Task prompt:
Scan the material and copy every line in which "content" appears.

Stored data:
•••••
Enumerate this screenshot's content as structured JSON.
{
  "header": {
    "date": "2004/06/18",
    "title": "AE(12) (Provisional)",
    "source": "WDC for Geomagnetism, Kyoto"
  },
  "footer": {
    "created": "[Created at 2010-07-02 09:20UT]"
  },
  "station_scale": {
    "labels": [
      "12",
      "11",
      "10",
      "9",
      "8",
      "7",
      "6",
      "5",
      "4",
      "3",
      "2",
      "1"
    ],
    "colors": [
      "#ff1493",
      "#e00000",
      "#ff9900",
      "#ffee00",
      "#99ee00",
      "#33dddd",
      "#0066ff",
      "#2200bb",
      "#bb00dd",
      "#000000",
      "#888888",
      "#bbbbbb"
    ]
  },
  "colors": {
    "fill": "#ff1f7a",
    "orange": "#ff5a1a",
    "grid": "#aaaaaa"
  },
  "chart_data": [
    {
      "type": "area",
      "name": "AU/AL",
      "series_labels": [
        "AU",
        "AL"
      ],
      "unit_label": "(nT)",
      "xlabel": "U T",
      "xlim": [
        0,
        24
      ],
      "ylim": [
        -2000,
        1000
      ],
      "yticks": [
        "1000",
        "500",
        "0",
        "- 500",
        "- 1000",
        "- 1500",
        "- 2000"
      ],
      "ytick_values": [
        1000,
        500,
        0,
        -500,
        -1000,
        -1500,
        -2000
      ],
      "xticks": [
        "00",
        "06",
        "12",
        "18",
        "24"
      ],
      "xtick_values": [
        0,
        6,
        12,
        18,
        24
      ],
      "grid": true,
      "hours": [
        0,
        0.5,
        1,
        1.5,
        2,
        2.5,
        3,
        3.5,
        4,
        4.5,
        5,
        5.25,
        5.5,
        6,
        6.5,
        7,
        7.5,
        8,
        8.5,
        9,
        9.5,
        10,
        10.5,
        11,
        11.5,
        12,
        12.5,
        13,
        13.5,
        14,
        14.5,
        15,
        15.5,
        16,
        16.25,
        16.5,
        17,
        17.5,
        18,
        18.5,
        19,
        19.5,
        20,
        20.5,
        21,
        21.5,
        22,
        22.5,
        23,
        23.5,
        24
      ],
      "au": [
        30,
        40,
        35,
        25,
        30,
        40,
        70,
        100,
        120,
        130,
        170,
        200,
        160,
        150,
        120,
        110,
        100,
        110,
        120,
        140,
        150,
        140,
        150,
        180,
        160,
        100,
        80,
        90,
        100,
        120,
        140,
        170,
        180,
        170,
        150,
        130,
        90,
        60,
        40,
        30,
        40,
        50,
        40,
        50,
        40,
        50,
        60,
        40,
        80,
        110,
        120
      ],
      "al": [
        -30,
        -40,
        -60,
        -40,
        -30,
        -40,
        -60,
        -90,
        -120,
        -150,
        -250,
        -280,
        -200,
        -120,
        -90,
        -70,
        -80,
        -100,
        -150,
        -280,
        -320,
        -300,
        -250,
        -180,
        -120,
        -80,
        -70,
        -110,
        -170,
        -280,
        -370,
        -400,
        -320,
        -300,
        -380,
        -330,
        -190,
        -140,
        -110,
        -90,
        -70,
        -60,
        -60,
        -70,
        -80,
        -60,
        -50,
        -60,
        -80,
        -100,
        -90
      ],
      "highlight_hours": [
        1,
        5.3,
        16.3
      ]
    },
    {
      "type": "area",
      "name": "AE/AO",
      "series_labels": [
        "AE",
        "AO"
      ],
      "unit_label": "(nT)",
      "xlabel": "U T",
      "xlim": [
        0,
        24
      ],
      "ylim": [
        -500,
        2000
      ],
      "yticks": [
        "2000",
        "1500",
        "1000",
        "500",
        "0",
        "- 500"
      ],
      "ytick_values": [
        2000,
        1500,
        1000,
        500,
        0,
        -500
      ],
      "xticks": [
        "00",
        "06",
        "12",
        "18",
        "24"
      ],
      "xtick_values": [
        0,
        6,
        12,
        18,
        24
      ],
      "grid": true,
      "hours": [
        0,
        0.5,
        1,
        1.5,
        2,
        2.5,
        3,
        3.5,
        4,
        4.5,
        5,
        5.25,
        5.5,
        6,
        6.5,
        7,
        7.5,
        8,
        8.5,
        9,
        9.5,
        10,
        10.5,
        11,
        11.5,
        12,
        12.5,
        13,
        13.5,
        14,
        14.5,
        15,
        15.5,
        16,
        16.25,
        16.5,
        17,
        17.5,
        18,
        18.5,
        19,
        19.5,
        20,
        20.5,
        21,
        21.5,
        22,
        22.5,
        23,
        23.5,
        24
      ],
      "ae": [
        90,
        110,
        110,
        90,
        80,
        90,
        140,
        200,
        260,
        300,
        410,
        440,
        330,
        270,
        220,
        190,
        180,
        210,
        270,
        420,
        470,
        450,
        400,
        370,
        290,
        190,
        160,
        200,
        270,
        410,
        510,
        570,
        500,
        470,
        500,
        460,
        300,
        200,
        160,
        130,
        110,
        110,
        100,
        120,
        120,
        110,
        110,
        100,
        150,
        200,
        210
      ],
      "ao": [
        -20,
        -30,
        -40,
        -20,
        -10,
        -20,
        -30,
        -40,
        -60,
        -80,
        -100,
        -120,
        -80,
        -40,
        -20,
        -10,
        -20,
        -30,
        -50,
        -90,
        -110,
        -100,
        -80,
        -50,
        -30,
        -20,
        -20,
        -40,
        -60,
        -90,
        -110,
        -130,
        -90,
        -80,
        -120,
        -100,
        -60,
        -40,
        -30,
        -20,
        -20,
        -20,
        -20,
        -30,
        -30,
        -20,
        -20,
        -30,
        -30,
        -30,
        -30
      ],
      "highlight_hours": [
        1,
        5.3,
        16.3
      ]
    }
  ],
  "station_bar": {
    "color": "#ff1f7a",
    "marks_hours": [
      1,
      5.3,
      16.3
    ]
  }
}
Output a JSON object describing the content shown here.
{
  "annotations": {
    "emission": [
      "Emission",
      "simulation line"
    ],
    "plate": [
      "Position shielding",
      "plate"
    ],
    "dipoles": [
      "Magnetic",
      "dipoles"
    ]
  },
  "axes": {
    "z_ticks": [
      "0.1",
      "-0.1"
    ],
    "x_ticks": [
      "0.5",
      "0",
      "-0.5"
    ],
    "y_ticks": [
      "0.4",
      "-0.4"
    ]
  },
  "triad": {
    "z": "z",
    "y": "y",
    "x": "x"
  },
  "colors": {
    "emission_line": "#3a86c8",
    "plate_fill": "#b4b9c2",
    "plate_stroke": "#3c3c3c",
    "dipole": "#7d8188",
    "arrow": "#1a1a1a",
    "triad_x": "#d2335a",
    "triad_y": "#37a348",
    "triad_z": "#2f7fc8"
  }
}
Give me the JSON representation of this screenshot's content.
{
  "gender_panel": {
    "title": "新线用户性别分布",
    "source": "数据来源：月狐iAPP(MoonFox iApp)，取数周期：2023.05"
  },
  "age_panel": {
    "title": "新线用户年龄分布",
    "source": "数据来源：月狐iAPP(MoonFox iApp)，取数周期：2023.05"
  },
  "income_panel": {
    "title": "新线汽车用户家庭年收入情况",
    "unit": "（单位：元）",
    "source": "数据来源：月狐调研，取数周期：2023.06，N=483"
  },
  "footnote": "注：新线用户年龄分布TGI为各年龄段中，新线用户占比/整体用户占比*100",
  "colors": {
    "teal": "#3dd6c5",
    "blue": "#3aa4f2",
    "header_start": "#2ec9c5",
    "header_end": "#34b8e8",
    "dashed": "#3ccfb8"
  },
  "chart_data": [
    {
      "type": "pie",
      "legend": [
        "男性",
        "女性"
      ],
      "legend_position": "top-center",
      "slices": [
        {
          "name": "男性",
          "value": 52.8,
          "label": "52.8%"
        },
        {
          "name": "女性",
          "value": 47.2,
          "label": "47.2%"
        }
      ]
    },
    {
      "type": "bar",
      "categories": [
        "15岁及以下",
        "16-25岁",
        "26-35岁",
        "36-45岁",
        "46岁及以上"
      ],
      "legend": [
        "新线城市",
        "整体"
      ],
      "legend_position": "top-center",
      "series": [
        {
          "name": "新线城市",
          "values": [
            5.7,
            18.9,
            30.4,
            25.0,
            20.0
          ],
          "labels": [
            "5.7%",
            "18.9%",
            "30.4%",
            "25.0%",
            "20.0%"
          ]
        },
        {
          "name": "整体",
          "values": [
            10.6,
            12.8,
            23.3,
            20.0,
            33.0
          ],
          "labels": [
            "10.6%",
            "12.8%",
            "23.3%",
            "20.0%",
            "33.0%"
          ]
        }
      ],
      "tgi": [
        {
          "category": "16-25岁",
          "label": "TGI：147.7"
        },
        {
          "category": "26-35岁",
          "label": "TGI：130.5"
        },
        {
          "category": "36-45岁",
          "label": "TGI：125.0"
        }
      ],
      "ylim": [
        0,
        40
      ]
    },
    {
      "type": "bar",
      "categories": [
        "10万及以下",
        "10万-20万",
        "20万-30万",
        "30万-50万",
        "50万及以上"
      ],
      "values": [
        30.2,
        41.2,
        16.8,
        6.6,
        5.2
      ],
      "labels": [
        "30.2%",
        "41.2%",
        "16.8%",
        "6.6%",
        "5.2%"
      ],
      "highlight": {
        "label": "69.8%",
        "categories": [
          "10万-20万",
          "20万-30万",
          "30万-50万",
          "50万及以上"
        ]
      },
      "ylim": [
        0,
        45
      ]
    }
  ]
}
•••••
Solved exercise:
Enumerate this screenshot's content as structured JSON.
Output a JSON object describing the content shown here.
Give me the JSON representation of this screenshot's content.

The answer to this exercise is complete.